* [Data in this exercise]:

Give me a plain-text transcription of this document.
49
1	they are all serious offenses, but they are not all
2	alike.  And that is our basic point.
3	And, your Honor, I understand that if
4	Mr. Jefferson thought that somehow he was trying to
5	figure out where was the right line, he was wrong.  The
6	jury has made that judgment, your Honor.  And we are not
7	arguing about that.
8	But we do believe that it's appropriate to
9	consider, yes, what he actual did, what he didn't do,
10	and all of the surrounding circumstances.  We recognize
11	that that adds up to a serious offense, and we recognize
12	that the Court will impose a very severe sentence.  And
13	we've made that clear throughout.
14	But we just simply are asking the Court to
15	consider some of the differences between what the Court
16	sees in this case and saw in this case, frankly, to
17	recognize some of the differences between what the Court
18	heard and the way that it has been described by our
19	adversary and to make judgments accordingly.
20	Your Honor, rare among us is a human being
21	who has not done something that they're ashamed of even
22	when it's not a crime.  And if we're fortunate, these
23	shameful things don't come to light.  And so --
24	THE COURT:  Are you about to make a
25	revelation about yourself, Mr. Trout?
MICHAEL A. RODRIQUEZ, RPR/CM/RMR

* [Work to be completed]: All of the entries above need to be reproduced exactly.

* [Written response]:
Give me a plain-text transcription of this document.
49
1	they are all serious offenses, but they are not all
2	alike.  And that is our basic point.
3	And, your Honor, I understand that if
4	Mr. Jefferson thought that somehow he was trying to
5	figure out where was the right line, he was wrong.  The
6	jury has made that judgment, your Honor.  And we are not
7	arguing about that.
8	But we do believe that it's appropriate to
9	consider, yes, what he actual did, what he didn't do,
10	and all of the surrounding circumstances.  We recognize
11	that that adds up to a serious offense, and we recognize
12	that the Court will impose a very severe sentence.  And
13	we've made that clear throughout.
14	But we just simply are asking the Court to
15	consider some of the differences between what the Court
16	sees in this case and saw in this case, frankly, to
17	recognize some of the differences between what the Court
18	heard and the way that it has been described by our
19	adversary and to make judgments accordingly.
20	Your Honor, rare among us is a human being
21	who has not done something that they're ashamed of even
22	when it's not a crime.  And if we're fortunate, these
23	shameful things don't come to light.  And so --
24	THE COURT:  Are you about to make a
25	revelation about yourself, Mr. Trout?
MICHAEL A. RODRIQUEZ, RPR/CM/RMR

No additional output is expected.